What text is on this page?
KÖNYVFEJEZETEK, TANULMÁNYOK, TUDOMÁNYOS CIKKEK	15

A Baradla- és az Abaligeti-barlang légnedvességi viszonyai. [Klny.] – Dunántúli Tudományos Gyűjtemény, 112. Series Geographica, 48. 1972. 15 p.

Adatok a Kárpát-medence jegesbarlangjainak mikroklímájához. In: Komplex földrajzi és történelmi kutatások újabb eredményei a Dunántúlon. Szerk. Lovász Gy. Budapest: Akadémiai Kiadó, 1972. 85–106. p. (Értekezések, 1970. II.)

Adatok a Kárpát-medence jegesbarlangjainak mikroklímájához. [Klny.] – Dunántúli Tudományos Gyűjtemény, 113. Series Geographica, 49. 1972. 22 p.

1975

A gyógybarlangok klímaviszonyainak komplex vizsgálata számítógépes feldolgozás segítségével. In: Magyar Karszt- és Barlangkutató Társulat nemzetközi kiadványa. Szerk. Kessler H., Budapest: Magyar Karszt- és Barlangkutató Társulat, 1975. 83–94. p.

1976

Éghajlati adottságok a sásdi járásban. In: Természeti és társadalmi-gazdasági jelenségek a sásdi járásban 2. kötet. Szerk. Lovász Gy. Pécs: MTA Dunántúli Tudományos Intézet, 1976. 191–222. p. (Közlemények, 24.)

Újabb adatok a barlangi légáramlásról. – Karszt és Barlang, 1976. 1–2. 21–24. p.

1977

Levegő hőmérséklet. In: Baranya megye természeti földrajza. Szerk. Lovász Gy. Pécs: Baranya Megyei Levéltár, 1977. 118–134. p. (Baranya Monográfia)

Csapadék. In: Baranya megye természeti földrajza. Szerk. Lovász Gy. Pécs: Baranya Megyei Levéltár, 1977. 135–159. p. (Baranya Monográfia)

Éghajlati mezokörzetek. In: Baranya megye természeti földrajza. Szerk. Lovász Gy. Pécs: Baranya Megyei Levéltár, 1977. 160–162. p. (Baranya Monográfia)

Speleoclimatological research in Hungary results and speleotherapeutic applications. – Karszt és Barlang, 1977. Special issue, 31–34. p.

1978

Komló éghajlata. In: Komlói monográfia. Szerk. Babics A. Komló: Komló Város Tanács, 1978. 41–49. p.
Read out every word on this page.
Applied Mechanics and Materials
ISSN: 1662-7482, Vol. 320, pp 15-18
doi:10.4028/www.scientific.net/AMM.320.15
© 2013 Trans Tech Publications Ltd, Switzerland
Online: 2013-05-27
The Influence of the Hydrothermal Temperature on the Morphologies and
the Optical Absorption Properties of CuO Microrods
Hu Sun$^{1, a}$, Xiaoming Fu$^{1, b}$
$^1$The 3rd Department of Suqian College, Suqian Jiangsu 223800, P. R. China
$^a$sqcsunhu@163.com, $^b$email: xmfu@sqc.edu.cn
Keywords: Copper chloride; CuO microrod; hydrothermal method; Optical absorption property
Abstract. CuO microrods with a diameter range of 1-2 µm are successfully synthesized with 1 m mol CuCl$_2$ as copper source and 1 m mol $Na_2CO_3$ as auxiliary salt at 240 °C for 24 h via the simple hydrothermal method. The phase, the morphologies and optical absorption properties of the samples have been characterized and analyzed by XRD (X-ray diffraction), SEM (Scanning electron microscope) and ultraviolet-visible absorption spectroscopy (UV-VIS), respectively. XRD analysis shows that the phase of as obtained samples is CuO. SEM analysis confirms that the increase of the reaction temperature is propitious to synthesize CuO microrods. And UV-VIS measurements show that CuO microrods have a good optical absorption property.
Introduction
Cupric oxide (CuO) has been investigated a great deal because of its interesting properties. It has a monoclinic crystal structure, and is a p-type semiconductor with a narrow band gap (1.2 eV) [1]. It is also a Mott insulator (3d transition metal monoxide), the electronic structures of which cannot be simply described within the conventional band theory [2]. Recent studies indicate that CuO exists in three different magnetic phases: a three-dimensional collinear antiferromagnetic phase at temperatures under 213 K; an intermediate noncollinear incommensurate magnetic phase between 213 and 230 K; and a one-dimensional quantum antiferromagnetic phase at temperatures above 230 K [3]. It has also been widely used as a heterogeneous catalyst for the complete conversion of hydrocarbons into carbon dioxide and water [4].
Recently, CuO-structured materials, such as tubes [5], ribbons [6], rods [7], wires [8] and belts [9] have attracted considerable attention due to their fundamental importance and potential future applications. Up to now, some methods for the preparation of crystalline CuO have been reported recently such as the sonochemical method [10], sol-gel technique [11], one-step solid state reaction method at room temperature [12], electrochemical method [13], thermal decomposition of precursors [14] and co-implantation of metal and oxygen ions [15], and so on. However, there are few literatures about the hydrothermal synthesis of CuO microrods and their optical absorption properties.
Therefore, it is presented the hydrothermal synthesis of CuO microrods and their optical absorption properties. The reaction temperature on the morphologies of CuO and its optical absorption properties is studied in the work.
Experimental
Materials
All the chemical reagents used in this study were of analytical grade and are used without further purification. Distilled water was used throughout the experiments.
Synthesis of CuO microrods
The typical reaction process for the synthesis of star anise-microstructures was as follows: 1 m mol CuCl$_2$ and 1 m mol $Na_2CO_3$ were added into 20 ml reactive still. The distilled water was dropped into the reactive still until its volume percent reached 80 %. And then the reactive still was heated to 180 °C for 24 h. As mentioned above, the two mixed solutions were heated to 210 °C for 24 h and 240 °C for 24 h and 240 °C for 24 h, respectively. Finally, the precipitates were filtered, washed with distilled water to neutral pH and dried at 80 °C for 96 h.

▬▬▬▬▬▬▬▬▬▬

[Exercise brief] Extract every line above that contains the word "Levéltár".

[Task response]
Levegő hőmérséklet. In: Baranya megye természeti földrajza. Szerk. Lovász Gy. Pécs: Baranya Megyei Levéltár, 1977. 118–134. p. (Baranya Monográfia)
Csapadék. In: Baranya megye természeti földrajza. Szerk. Lovász Gy. Pécs: Baranya Megyei Levéltár, 1977. 135–159. p. (Baranya Monográfia)
Éghajlati mezokörzetek. In: Baranya megye természeti földrajza. Szerk. Lovász Gy. Pécs: Baranya Megyei Levéltár, 1977. 160–162. p. (Baranya Monográfia)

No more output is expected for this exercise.